→ **EXTRACT**

In Greek mythology, Thoas (Θόας) was a king of the Taurians, a barbaric tribe in Crimea. He was king when Agamemnon's daughter Iphigenia was taken to the land of the Taurians, and became a priestess of Artemis there. He was a character in Euripides' play Iphigenia among the Taurians. He is sometimes identified with the Thoas who was the king of Lemnos and the son of Dionysus and Ariadne, and the father of Hypsipyle.

According to the Greek grammarian Antoninus Liberalis, the 2nd-century BC poet Nicander said that Thoas was the son of Borysthenes, god of a major river to the far north of Greece (now the Dnieper).

== Euripides ==
In Euripides' play, Iphigenia among the Taurians, Iphigenia, after being rescued from her intended sacrifice at Aulis by Artemis, has been brought to the Taurians and their king Thoas, where she is forced to sacrifice any trespassing Greeks to Artemis.

→ **SUPPLIED DATA**
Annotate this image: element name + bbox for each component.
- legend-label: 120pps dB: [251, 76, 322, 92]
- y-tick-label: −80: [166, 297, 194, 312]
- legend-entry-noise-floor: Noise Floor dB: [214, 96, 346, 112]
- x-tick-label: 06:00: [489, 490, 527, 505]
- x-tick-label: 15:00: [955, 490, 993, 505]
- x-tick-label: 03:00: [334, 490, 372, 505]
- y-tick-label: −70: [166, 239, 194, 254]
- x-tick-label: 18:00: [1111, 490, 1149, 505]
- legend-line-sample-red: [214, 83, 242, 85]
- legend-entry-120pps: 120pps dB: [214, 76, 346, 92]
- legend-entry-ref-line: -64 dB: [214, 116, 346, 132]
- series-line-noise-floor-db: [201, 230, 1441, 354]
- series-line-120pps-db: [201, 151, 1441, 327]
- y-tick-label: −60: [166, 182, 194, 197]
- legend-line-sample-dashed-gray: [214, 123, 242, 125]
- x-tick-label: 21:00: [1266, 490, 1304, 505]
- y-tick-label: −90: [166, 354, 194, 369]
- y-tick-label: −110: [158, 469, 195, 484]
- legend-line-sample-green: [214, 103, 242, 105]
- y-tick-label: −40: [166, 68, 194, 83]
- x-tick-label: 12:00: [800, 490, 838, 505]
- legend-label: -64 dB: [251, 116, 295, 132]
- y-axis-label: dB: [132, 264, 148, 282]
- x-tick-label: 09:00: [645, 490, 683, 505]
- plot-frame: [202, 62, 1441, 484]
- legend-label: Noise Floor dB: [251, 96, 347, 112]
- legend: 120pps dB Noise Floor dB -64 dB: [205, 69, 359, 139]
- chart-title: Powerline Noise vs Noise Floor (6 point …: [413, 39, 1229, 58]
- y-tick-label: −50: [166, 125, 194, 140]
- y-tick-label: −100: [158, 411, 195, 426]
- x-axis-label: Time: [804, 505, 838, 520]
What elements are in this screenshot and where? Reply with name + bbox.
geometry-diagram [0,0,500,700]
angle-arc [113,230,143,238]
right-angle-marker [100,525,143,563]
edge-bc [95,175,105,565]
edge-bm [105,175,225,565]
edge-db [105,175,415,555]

→ **WHAT TO WORK ON**
Please pick up the passage on Thoas, king of the Taurians, after its final sentence and carry it on.

→ **EXERCISE RESULT**
As the play begins, Iphigenia's brother Orestes arrives, but he is captured and brought before Iphigenia to be sacrificed. But when the siblings discover each other's identity, they discuss ways to escape. Orestes wants to kill Thoas, but Iphigenia suggests that they trick him. Iphigenia meets with Thoas and claims that because of Orestes' sin of matricide he is polluted and needs to be purified by being washed in the sea. Thoas believes her and allows her to take Orestes to the sea, where they make their escape. A messenger relays this to Thoas and he immediately sends his men to pursue them. Athena intervenes and convinces him to let them go.

==Hyginus==
Hyginus tells much the same story as Euripides, but he identifies the Taurian king Thoas with the Lemnian Thoas who was the father of Hypsipyle. Hyginus provides an ending to Thoas' story, saying that the king pursued Orestes and Iphigenia, to the island home of Chryses, the son of Agamemnon and his Trojan war-prize Chryseis. After Chryses discovered that he was the half brother of Orestes and Iphigenia, he killed Thoas.